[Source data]
┌────────
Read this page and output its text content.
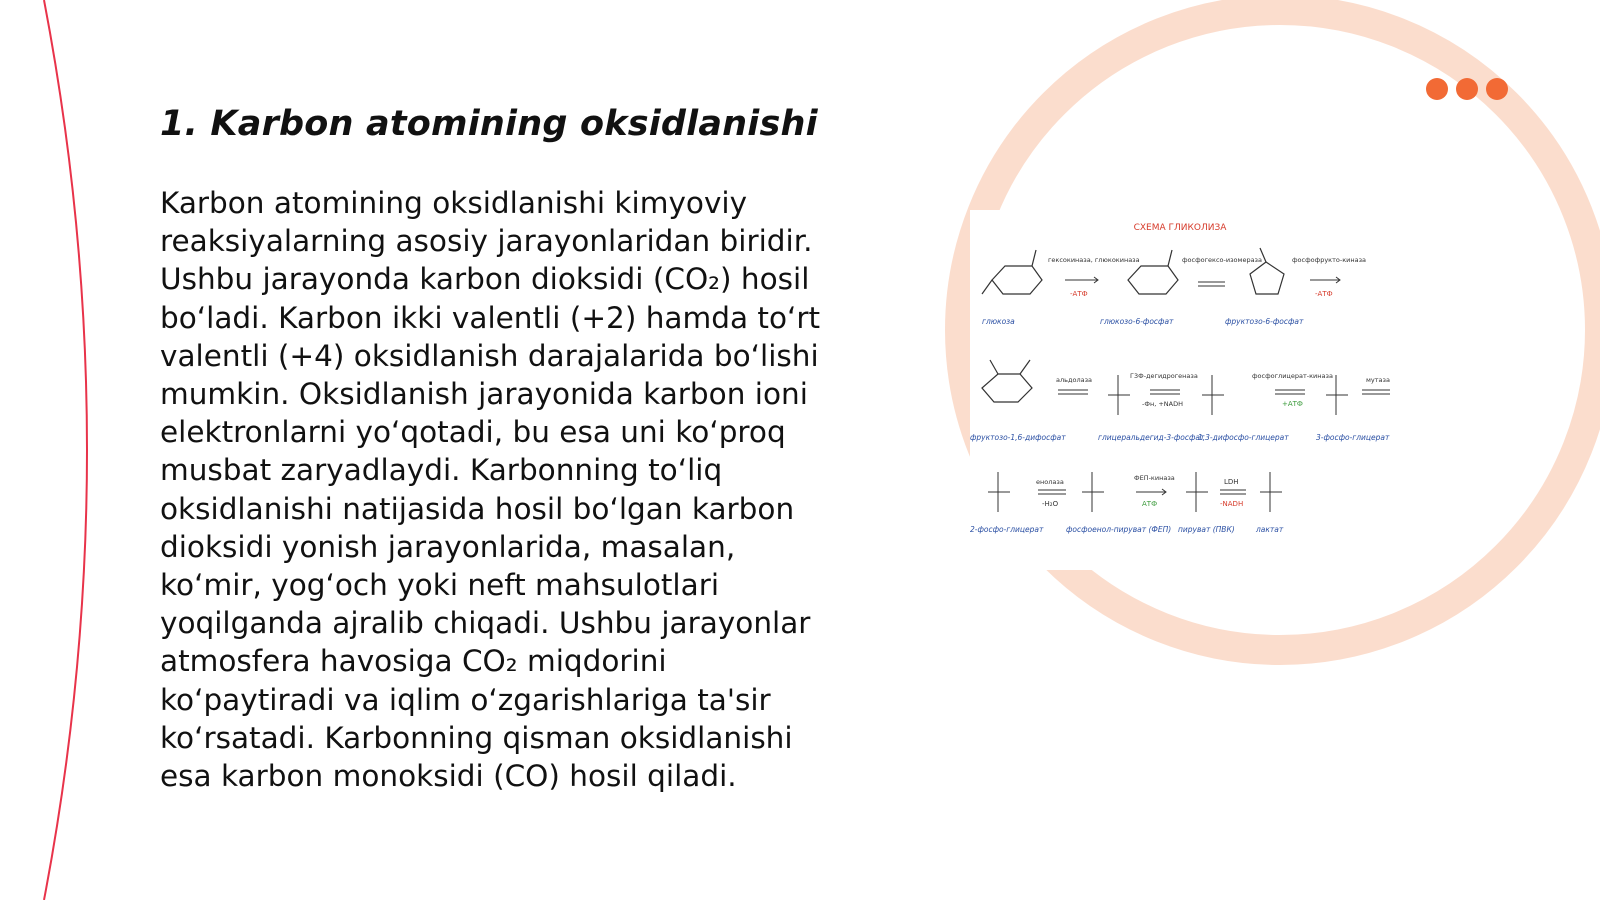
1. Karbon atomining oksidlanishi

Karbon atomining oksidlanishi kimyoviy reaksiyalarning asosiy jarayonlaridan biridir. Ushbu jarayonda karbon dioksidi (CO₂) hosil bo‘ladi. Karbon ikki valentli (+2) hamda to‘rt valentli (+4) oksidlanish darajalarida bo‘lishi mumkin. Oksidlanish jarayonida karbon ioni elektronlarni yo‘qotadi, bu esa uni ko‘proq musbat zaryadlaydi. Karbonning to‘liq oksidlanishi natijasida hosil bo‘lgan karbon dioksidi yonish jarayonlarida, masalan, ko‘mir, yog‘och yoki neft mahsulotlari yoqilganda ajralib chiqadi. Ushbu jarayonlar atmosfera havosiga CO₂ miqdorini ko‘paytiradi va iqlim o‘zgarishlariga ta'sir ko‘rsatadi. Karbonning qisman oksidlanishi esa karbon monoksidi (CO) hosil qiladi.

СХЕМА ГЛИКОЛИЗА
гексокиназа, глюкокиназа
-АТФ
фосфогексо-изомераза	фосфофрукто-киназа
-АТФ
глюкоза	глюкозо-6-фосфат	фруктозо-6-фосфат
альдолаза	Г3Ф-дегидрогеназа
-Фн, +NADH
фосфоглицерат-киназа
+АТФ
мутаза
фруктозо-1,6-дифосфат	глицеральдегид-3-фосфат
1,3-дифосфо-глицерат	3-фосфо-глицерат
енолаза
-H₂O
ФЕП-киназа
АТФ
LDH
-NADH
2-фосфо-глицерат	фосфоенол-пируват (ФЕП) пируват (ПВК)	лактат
└────────
> [TASK TO CARRY OUT]: Copy out every line of the listing that includes the string "фосфат".

> [WRITTEN RESPONSE]:
глюкоза	глюкозо-6-фосфат	фруктозо-6-фосфат
фруктозо-1,6-дифосфат	глицеральдегид-3-фосфат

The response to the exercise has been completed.